# THE PROBLEM
Would you write out the listing verbatim and skip every picture in it?

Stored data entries

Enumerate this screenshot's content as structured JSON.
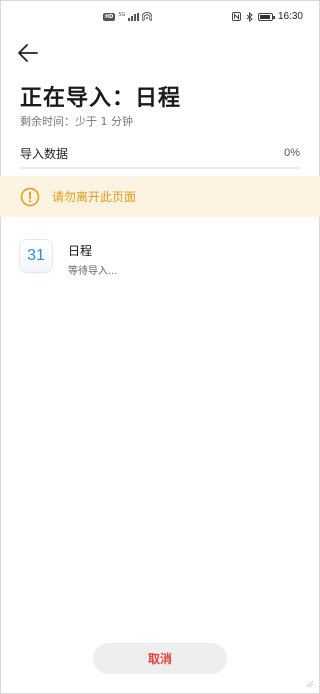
{
  "status_bar": {
    "network_badge": "HD",
    "signal_type": "5G",
    "time": "16:30",
    "icons": [
      "hd-badge-icon",
      "cellular-signal-icon",
      "hotspot-icon",
      "nfc-icon",
      "bluetooth-icon",
      "battery-icon"
    ]
  },
  "header": {
    "back_icon": "arrow-left-icon",
    "title": "正在导入：日程",
    "subtitle": "剩余时间：少于 1 分钟"
  },
  "progress": {
    "label": "导入数据",
    "value_text": "0%",
    "value": 0
  },
  "warning": {
    "icon": "exclamation-circle-icon",
    "text": "请勿离开此页面",
    "color": "#e39b14"
  },
  "import_items": [
    {
      "icon_text": "31",
      "icon": "calendar-icon",
      "name": "日程",
      "status": "等待导入..."
    }
  ],
  "footer": {
    "cancel_label": "取消",
    "cancel_color": "#e0433a"
  }
}
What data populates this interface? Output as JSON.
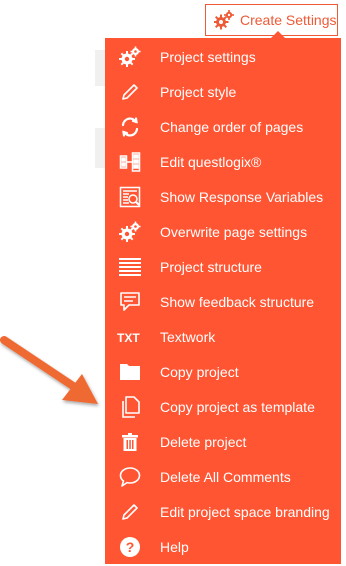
{
  "header": {
    "button_label": "Create Settings",
    "button_icon": "gears-icon",
    "accent_color": "#ee5a36"
  },
  "menu": {
    "background_color": "#ff5533",
    "items": [
      {
        "label": "Project settings",
        "icon": "gears-icon"
      },
      {
        "label": "Project style",
        "icon": "pencil-icon"
      },
      {
        "label": "Change order of pages",
        "icon": "swap-arrows-icon"
      },
      {
        "label": "Edit questlogix®",
        "icon": "logic-blocks-icon"
      },
      {
        "label": "Show Response Variables",
        "icon": "search-list-icon"
      },
      {
        "label": "Overwrite page settings",
        "icon": "gears-icon"
      },
      {
        "label": "Project structure",
        "icon": "lines-icon"
      },
      {
        "label": "Show feedback structure",
        "icon": "feedback-bubble-icon"
      },
      {
        "label": "Textwork",
        "icon": "txt-icon"
      },
      {
        "label": "Copy project",
        "icon": "folder-icon"
      },
      {
        "label": "Copy project as template",
        "icon": "copy-pages-icon"
      },
      {
        "label": "Delete project",
        "icon": "trash-icon"
      },
      {
        "label": "Delete All Comments",
        "icon": "comment-bubble-icon"
      },
      {
        "label": "Edit project space branding",
        "icon": "pencil-icon"
      },
      {
        "label": "Help",
        "icon": "help-circle-icon"
      }
    ]
  },
  "annotation": {
    "arrow_color": "#ee6a33"
  }
}
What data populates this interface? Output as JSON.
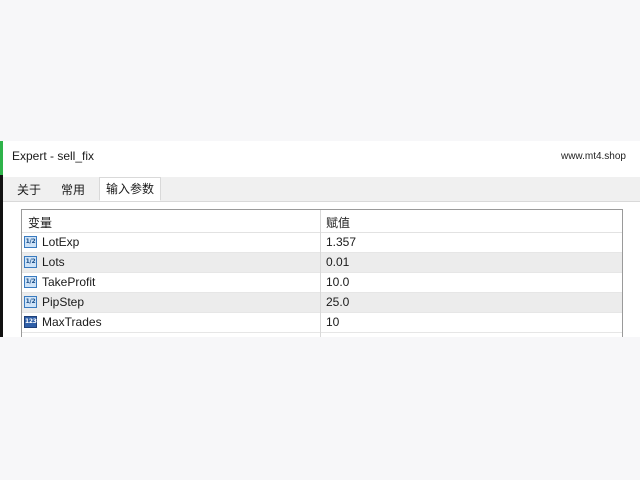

# SOLUTION FOR THIS PROBLEM
Enumerate this screenshot's content as structured JSON.
{
  "status_bar": {
    "network_badge": "HD",
    "signal_type": "5G",
    "time": "16:30",
    "icons": [
      "hd-badge-icon",
      "cellular-signal-icon",
      "hotspot-icon",
      "nfc-icon",
      "bluetooth-icon",
      "battery-icon"
    ]
  },
  "header": {
    "back_icon": "arrow-left-icon",
    "title": "正在导入：日程",
    "subtitle": "剩余时间：少于 1 分钟"
  },
  "progress": {
    "label": "导入数据",
    "value_text": "0%",
    "value": 0
  },
  "warning": {
    "icon": "exclamation-circle-icon",
    "text": "请勿离开此页面",
    "color": "#e39b14"
  },
  "import_items": [
    {
      "icon_text": "31",
      "icon": "calendar-icon",
      "name": "日程",
      "status": "等待导入..."
    }
  ],
  "footer": {
    "cancel_label": "取消",
    "cancel_color": "#e0433a"
  }
}
What data populates this interface? Output as JSON.
{
  "header": {
    "button_label": "Create Settings",
    "button_icon": "gears-icon",
    "accent_color": "#ee5a36"
  },
  "menu": {
    "background_color": "#ff5533",
    "items": [
      {
        "label": "Project settings",
        "icon": "gears-icon"
      },
      {
        "label": "Project style",
        "icon": "pencil-icon"
      },
      {
        "label": "Change order of pages",
        "icon": "swap-arrows-icon"
      },
      {
        "label": "Edit questlogix®",
        "icon": "logic-blocks-icon"
      },
      {
        "label": "Show Response Variables",
        "icon": "search-list-icon"
      },
      {
        "label": "Overwrite page settings",
        "icon": "gears-icon"
      },
      {
        "label": "Project structure",
        "icon": "lines-icon"
      },
      {
        "label": "Show feedback structure",
        "icon": "feedback-bubble-icon"
      },
      {
        "label": "Textwork",
        "icon": "txt-icon"
      },
      {
        "label": "Copy project",
        "icon": "folder-icon"
      },
      {
        "label": "Copy project as template",
        "icon": "copy-pages-icon"
      },
      {
        "label": "Delete project",
        "icon": "trash-icon"
      },
      {
        "label": "Delete All Comments",
        "icon": "comment-bubble-icon"
      },
      {
        "label": "Edit project space branding",
        "icon": "pencil-icon"
      },
      {
        "label": "Help",
        "icon": "help-circle-icon"
      }
    ]
  },
  "annotation": {
    "arrow_color": "#ee6a33"
  }
}
What data populates this interface? Output as JSON.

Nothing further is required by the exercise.